• **WHAT IS NEEDED**
In how many lines of the data does the word "трансферты" appear? Give the number by itself.

*** DATASET RECORDS

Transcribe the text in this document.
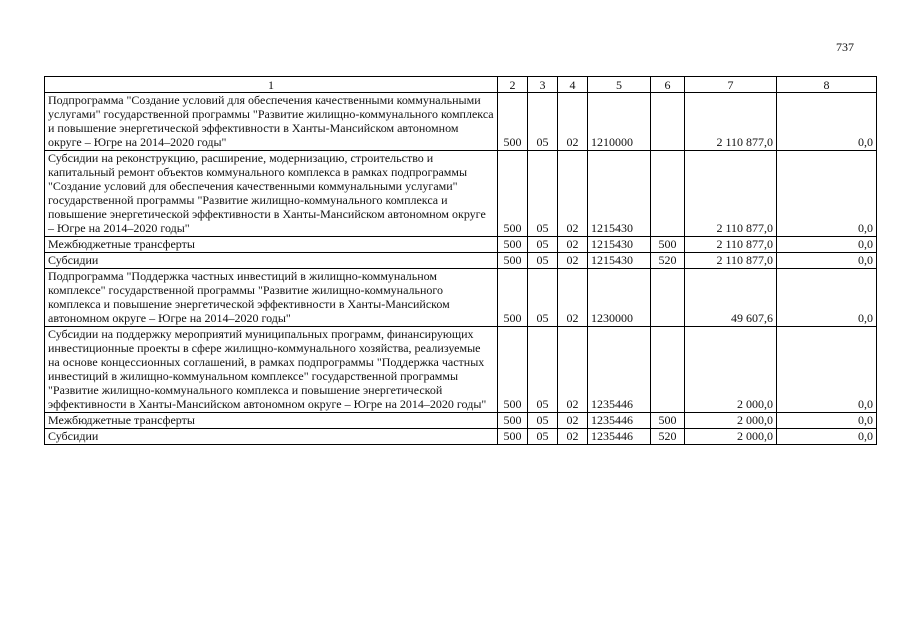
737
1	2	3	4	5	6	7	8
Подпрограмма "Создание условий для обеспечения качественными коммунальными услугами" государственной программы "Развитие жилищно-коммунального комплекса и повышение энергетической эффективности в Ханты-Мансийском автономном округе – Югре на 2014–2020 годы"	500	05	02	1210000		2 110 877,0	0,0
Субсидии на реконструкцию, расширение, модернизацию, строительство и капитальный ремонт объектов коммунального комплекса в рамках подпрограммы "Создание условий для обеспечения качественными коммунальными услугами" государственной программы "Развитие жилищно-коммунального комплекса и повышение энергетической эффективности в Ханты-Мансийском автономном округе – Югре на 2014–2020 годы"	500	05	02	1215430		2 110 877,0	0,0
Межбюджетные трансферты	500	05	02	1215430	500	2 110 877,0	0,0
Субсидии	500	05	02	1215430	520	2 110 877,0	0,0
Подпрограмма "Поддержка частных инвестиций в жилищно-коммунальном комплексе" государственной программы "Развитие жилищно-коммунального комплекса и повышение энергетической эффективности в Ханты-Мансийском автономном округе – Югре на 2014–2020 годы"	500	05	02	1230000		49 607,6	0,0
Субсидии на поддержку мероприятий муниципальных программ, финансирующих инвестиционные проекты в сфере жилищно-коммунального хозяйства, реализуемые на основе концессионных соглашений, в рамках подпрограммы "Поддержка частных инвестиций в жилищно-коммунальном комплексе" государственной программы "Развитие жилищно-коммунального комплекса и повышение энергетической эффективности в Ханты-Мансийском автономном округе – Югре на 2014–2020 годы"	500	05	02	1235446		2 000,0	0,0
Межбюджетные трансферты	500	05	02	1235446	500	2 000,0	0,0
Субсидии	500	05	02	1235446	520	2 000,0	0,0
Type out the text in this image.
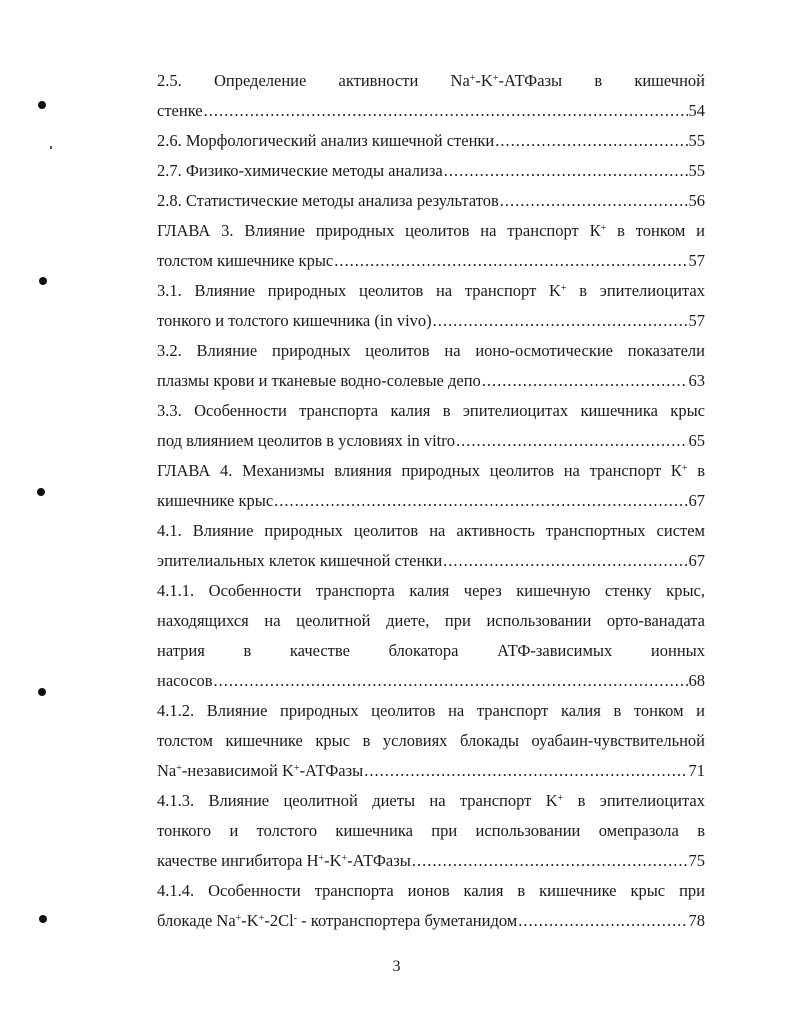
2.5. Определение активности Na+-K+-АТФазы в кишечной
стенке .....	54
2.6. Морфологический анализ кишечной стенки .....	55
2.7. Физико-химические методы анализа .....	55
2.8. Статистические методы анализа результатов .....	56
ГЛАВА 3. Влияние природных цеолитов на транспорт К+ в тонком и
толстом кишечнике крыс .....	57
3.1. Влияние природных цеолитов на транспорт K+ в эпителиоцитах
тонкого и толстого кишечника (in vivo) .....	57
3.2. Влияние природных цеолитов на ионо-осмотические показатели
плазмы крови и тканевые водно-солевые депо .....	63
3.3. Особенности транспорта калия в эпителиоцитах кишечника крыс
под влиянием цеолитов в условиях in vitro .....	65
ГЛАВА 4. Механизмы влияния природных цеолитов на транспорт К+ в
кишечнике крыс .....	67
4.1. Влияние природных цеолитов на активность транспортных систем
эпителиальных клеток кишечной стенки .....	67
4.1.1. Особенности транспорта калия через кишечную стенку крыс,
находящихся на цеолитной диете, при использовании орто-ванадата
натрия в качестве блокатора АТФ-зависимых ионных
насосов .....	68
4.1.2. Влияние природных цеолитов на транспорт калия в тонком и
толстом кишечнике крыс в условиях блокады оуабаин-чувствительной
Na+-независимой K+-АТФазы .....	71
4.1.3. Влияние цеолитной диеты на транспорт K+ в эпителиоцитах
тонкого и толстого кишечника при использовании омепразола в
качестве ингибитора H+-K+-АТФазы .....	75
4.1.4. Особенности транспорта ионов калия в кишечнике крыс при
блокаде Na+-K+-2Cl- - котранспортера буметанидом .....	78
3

******
*** DATASET RECORDS

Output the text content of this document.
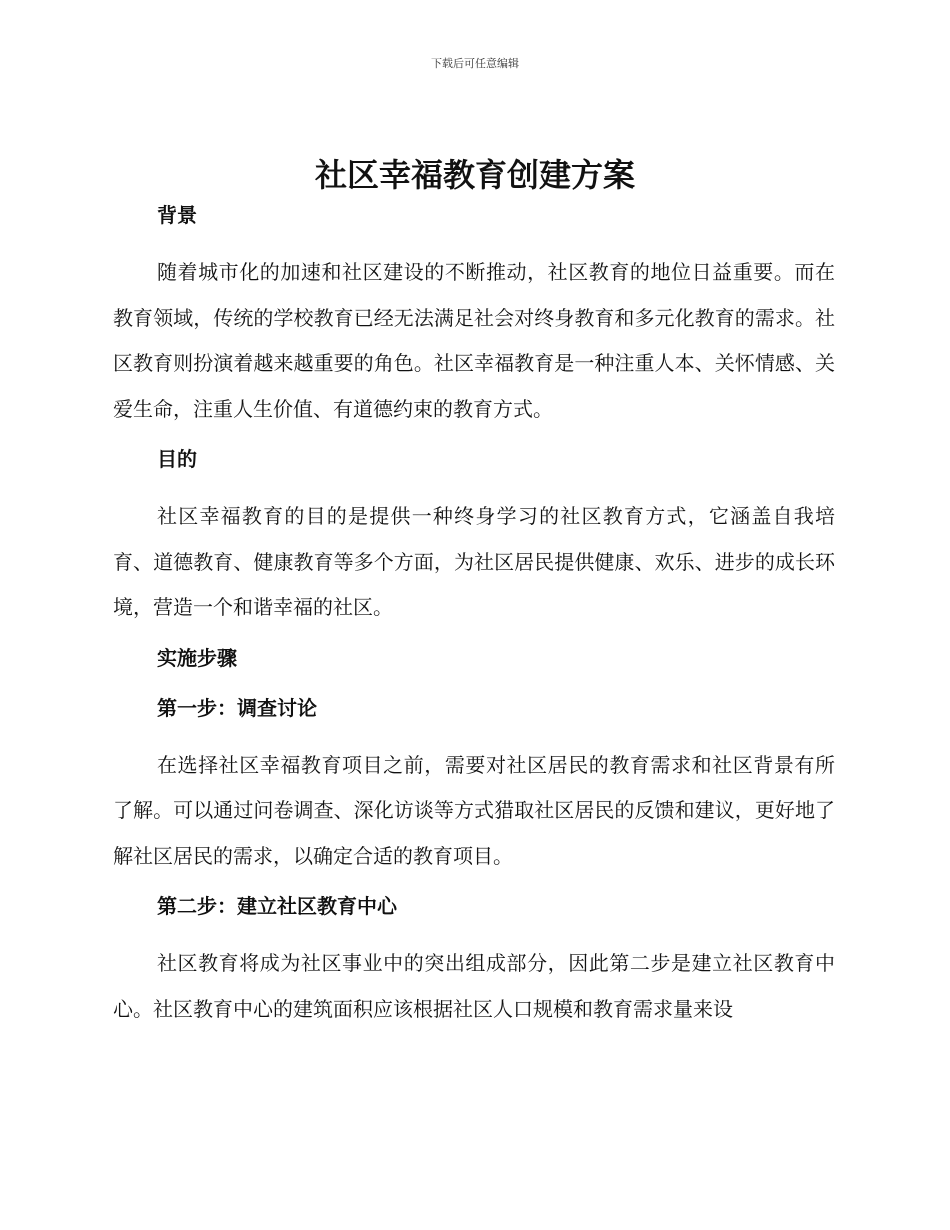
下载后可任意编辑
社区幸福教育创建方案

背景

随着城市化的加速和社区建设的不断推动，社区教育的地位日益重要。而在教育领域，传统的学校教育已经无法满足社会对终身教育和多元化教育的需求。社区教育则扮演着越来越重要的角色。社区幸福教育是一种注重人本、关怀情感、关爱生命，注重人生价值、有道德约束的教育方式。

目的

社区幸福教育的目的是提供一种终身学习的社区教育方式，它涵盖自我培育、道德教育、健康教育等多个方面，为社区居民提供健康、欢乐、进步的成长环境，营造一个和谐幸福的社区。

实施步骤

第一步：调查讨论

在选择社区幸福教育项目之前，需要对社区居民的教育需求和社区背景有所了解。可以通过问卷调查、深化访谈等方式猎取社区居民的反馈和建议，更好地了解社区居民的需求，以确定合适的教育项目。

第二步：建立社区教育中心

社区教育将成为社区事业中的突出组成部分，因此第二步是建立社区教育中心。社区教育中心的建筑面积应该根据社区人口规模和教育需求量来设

******

• **OUTPUT OF THE EXERCISE**
2